**PROBLEM TO WORK ON**
Reproduce the records from their start through the line containing "server-icon[interactable]: ✿ xyxy=(13,464,41,492)", both ends included.

**RECORDS FOR THIS TASK**

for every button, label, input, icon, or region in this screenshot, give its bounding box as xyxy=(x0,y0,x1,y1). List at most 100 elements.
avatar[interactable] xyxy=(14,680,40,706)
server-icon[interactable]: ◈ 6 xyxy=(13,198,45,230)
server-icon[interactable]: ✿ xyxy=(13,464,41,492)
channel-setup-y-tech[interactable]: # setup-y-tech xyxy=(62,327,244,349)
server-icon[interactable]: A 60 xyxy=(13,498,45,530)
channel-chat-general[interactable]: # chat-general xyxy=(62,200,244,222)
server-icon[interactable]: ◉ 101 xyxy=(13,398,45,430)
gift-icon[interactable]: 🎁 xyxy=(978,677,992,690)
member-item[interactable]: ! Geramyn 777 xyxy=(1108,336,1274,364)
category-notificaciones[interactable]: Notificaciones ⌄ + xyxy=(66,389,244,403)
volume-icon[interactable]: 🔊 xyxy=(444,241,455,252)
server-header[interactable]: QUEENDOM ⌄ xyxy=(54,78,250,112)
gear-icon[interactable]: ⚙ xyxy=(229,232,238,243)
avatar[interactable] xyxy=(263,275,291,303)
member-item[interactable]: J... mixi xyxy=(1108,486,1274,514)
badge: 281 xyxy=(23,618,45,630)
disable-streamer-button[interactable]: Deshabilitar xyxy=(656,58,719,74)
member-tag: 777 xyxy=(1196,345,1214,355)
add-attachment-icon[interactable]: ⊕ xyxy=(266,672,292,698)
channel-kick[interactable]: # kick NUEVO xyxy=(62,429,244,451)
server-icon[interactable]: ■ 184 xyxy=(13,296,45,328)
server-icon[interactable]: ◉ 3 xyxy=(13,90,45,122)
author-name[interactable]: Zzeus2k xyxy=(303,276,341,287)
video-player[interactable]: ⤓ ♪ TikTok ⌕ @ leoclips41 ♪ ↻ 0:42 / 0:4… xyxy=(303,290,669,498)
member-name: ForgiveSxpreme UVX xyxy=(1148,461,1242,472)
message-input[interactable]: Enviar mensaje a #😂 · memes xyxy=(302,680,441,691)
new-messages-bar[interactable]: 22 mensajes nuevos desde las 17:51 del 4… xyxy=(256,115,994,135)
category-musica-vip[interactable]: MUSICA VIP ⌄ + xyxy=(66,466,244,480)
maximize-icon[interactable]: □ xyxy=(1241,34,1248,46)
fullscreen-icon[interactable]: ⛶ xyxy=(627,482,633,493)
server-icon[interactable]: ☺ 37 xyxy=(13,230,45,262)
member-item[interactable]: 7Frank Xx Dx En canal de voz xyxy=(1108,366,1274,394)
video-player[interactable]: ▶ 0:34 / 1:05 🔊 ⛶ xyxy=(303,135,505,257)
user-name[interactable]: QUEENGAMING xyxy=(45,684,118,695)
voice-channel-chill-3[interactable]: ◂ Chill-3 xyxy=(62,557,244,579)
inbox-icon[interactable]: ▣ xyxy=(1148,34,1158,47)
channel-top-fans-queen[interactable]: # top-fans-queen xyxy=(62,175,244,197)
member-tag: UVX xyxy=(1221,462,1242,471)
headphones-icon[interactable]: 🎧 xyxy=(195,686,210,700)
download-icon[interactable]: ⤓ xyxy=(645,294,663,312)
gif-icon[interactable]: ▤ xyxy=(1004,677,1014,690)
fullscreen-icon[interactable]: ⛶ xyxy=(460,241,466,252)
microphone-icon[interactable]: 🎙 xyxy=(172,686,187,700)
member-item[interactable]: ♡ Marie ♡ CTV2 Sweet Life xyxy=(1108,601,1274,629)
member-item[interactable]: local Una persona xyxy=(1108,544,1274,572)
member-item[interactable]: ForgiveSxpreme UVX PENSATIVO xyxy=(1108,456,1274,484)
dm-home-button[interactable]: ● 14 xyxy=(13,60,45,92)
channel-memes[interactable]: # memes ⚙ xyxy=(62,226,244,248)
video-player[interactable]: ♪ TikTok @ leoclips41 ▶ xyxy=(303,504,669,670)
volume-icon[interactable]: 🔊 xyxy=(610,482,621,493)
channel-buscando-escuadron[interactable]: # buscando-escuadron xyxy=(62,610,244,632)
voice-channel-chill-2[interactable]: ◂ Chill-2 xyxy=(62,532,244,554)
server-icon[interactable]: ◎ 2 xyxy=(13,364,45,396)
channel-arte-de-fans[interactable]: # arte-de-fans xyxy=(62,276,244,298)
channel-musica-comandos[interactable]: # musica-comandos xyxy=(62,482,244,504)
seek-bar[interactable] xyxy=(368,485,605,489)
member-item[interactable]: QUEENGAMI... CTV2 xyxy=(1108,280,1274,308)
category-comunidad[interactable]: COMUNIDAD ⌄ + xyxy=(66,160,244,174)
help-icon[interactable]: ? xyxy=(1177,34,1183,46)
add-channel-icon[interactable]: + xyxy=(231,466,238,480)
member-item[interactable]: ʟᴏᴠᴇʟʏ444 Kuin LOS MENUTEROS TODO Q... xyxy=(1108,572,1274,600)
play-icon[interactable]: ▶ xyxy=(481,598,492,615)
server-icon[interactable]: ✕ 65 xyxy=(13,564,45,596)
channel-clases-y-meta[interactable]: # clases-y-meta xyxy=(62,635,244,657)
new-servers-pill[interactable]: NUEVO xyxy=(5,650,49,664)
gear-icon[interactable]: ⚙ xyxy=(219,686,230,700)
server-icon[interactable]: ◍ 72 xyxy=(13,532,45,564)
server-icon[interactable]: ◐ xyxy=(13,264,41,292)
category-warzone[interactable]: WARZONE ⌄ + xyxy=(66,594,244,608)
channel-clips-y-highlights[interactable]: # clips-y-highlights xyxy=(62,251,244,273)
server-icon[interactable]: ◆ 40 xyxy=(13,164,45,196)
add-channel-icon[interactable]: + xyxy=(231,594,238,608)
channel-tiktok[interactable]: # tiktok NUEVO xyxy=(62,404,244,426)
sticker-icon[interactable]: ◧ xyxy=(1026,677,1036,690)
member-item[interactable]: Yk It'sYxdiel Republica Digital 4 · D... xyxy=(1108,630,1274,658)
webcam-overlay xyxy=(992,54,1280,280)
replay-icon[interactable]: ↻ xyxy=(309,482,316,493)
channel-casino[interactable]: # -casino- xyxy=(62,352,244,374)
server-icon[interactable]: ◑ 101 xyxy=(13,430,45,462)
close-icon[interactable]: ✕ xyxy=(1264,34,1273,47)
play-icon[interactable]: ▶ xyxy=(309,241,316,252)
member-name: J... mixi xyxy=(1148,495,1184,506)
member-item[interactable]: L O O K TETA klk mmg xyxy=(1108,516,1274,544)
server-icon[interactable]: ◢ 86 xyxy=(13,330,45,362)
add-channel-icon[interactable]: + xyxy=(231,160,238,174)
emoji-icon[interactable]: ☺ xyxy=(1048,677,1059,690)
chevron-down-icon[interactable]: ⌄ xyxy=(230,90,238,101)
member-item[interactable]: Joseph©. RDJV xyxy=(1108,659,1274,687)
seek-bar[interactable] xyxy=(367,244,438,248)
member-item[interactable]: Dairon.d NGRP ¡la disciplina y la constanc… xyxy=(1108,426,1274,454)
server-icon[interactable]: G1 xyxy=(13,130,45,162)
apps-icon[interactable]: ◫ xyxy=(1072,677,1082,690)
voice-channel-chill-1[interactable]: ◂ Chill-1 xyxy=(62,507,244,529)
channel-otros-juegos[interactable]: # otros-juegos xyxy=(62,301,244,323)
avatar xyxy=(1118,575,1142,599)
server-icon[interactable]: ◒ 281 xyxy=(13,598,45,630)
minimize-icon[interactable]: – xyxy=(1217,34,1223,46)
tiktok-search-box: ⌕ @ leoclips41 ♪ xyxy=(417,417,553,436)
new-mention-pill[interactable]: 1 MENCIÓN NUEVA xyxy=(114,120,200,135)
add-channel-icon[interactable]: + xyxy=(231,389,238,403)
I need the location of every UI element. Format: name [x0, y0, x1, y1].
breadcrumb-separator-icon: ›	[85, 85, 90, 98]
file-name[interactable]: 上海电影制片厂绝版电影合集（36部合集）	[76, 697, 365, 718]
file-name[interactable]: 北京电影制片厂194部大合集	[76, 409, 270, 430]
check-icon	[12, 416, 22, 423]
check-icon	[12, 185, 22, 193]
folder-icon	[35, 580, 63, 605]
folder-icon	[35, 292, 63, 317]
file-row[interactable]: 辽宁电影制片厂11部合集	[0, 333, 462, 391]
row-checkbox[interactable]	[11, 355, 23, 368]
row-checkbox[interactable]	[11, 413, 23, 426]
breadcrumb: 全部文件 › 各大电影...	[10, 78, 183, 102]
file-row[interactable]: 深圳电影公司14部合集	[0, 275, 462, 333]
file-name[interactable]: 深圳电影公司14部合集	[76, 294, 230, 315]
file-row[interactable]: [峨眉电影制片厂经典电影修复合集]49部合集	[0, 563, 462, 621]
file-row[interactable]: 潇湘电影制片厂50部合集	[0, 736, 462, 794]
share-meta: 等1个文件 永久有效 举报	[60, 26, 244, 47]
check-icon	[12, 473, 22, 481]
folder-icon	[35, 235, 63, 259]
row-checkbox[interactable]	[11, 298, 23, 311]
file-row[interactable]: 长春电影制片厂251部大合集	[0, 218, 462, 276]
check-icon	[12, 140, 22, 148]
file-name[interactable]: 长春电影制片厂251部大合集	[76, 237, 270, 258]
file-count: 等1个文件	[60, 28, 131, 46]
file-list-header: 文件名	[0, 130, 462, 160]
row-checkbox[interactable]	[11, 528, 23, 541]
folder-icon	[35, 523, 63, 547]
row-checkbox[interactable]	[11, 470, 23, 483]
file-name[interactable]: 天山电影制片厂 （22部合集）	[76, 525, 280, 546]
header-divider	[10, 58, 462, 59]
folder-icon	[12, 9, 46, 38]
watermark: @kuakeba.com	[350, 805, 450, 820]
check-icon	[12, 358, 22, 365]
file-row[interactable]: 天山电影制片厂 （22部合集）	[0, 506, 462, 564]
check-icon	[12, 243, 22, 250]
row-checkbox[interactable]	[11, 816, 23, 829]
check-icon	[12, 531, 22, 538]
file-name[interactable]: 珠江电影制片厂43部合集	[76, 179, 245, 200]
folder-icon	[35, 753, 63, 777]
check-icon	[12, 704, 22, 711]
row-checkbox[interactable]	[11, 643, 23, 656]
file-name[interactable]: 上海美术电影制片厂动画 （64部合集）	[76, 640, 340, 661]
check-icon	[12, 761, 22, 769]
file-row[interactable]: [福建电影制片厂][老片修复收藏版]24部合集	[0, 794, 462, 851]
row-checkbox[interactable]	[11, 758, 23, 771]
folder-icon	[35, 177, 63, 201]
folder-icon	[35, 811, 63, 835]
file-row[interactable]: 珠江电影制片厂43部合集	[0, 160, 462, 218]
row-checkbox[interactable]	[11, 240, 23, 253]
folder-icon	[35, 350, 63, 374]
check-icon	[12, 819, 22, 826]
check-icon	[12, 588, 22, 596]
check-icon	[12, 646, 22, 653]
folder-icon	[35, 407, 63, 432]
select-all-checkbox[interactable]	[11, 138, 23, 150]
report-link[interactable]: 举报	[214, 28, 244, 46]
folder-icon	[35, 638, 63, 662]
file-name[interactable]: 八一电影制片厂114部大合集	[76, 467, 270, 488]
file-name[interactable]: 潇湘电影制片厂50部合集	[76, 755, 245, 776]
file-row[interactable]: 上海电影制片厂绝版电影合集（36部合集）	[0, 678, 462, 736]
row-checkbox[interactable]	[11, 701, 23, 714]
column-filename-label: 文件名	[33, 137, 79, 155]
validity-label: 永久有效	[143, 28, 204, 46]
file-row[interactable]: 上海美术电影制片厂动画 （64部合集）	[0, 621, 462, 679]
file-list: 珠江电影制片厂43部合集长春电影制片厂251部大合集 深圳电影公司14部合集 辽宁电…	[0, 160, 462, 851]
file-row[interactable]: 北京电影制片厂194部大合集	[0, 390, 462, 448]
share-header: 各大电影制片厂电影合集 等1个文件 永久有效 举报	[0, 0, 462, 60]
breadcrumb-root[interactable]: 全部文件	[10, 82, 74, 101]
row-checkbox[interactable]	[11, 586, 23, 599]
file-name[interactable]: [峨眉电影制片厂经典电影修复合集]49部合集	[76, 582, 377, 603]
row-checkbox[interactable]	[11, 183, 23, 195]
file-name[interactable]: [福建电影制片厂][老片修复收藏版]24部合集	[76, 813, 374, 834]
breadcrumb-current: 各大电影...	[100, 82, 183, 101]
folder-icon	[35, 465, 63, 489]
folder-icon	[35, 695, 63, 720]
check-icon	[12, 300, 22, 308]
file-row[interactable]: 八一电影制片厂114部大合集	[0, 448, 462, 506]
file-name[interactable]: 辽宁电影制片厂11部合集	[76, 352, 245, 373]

**WORKED SOLUTION**
for every button, label, input, icon, or region in this screenshot, give its bounding box as xyxy=(x0,y0,x1,y1). List at most 100 elements.
avatar[interactable] xyxy=(14,680,40,706)
server-icon[interactable]: ◈ 6 xyxy=(13,198,45,230)
server-icon[interactable]: ✿ xyxy=(13,464,41,492)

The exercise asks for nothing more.